(Figure record listings)
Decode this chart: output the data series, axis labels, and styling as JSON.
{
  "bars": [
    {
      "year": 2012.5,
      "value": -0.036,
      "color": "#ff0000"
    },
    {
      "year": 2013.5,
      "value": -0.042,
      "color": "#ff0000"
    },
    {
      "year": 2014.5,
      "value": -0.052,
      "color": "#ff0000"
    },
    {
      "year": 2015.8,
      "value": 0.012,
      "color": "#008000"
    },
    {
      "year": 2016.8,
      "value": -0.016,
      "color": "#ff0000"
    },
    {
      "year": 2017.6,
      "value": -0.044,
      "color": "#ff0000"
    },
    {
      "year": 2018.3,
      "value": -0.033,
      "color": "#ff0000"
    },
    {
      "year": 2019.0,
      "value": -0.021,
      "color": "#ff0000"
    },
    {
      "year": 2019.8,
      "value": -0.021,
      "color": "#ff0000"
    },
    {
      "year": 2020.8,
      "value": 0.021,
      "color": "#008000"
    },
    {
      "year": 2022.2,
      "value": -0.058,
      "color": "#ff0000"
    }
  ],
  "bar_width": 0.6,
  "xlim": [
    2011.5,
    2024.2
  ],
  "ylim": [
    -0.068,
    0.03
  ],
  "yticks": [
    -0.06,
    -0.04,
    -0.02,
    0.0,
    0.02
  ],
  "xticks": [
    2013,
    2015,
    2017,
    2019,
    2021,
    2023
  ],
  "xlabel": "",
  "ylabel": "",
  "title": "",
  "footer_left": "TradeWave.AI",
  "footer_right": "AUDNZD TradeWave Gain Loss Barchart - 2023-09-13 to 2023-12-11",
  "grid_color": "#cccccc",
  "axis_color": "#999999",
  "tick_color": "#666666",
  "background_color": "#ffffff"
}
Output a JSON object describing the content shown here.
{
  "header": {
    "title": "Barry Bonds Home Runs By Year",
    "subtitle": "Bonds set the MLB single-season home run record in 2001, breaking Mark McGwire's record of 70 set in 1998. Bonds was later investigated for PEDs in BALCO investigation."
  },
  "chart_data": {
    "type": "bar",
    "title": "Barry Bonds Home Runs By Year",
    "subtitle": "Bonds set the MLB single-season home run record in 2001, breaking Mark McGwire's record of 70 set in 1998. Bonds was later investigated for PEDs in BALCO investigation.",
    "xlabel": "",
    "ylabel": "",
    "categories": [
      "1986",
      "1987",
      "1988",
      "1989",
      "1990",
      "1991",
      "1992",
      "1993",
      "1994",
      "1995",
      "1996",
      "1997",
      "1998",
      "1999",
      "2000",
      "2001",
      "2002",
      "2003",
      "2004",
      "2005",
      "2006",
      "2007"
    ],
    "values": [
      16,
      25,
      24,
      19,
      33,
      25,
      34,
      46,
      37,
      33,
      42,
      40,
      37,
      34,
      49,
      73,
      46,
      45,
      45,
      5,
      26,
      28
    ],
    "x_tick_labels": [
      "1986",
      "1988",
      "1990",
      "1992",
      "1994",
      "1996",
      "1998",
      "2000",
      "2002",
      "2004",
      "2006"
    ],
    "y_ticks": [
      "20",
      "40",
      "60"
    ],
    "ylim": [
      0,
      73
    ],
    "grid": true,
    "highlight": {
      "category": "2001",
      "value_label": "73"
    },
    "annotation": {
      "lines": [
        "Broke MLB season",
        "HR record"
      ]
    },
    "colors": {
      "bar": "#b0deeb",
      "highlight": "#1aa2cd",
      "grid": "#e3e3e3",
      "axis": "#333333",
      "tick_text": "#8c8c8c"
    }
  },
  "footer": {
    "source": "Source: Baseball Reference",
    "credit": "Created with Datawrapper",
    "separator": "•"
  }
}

# Short exercise
Exactly reproduce the material above.

# Complete output
Decode this chart: output the data series, axis labels, and styling as JSON.
{
  "bars": [
    {
      "year": 2012.5,
      "value": -0.036,
      "color": "#ff0000"
    },
    {
      "year": 2013.5,
      "value": -0.042,
      "color": "#ff0000"
    },
    {
      "year": 2014.5,
      "value": -0.052,
      "color": "#ff0000"
    },
    {
      "year": 2015.8,
      "value": 0.012,
      "color": "#008000"
    },
    {
      "year": 2016.8,
      "value": -0.016,
      "color": "#ff0000"
    },
    {
      "year": 2017.6,
      "value": -0.044,
      "color": "#ff0000"
    },
    {
      "year": 2018.3,
      "value": -0.033,
      "color": "#ff0000"
    },
    {
      "year": 2019.0,
      "value": -0.021,
      "color": "#ff0000"
    },
    {
      "year": 2019.8,
      "value": -0.021,
      "color": "#ff0000"
    },
    {
      "year": 2020.8,
      "value": 0.021,
      "color": "#008000"
    },
    {
      "year": 2022.2,
      "value": -0.058,
      "color": "#ff0000"
    }
  ],
  "bar_width": 0.6,
  "xlim": [
    2011.5,
    2024.2
  ],
  "ylim": [
    -0.068,
    0.03
  ],
  "yticks": [
    -0.06,
    -0.04,
    -0.02,
    0.0,
    0.02
  ],
  "xticks": [
    2013,
    2015,
    2017,
    2019,
    2021,
    2023
  ],
  "xlabel": "",
  "ylabel": "",
  "title": "",
  "footer_left": "TradeWave.AI",
  "footer_right": "AUDNZD TradeWave Gain Loss Barchart - 2023-09-13 to 2023-12-11",
  "grid_color": "#cccccc",
  "axis_color": "#999999",
  "tick_color": "#666666",
  "background_color": "#ffffff"
}
Output a JSON object describing the content shown here.
{
  "header": {
    "title": "Barry Bonds Home Runs By Year",
    "subtitle": "Bonds set the MLB single-season home run record in 2001, breaking Mark McGwire's record of 70 set in 1998. Bonds was later investigated for PEDs in BALCO investigation."
  },
  "chart_data": {
    "type": "bar",
    "title": "Barry Bonds Home Runs By Year",
    "subtitle": "Bonds set the MLB single-season home run record in 2001, breaking Mark McGwire's record of 70 set in 1998. Bonds was later investigated for PEDs in BALCO investigation.",
    "xlabel": "",
    "ylabel": "",
    "categories": [
      "1986",
      "1987",
      "1988",
      "1989",
      "1990",
      "1991",
      "1992",
      "1993",
      "1994",
      "1995",
      "1996",
      "1997",
      "1998",
      "1999",
      "2000",
      "2001",
      "2002",
      "2003",
      "2004",
      "2005",
      "2006",
      "2007"
    ],
    "values": [
      16,
      25,
      24,
      19,
      33,
      25,
      34,
      46,
      37,
      33,
      42,
      40,
      37,
      34,
      49,
      73,
      46,
      45,
      45,
      5,
      26,
      28
    ],
    "x_tick_labels": [
      "1986",
      "1988",
      "1990",
      "1992",
      "1994",
      "1996",
      "1998",
      "2000",
      "2002",
      "2004",
      "2006"
    ],
    "y_ticks": [
      "20",
      "40",
      "60"
    ],
    "ylim": [
      0,
      73
    ],
    "grid": true,
    "highlight": {
      "category": "2001",
      "value_label": "73"
    },
    "annotation": {
      "lines": [
        "Broke MLB season",
        "HR record"
      ]
    },
    "colors": {
      "bar": "#b0deeb",
      "highlight": "#1aa2cd",
      "grid": "#e3e3e3",
      "axis": "#333333",
      "tick_text": "#8c8c8c"
    }
  },
  "footer": {
    "source": "Source: Baseball Reference",
    "credit": "Created with Datawrapper",
    "separator": "•"
  }
}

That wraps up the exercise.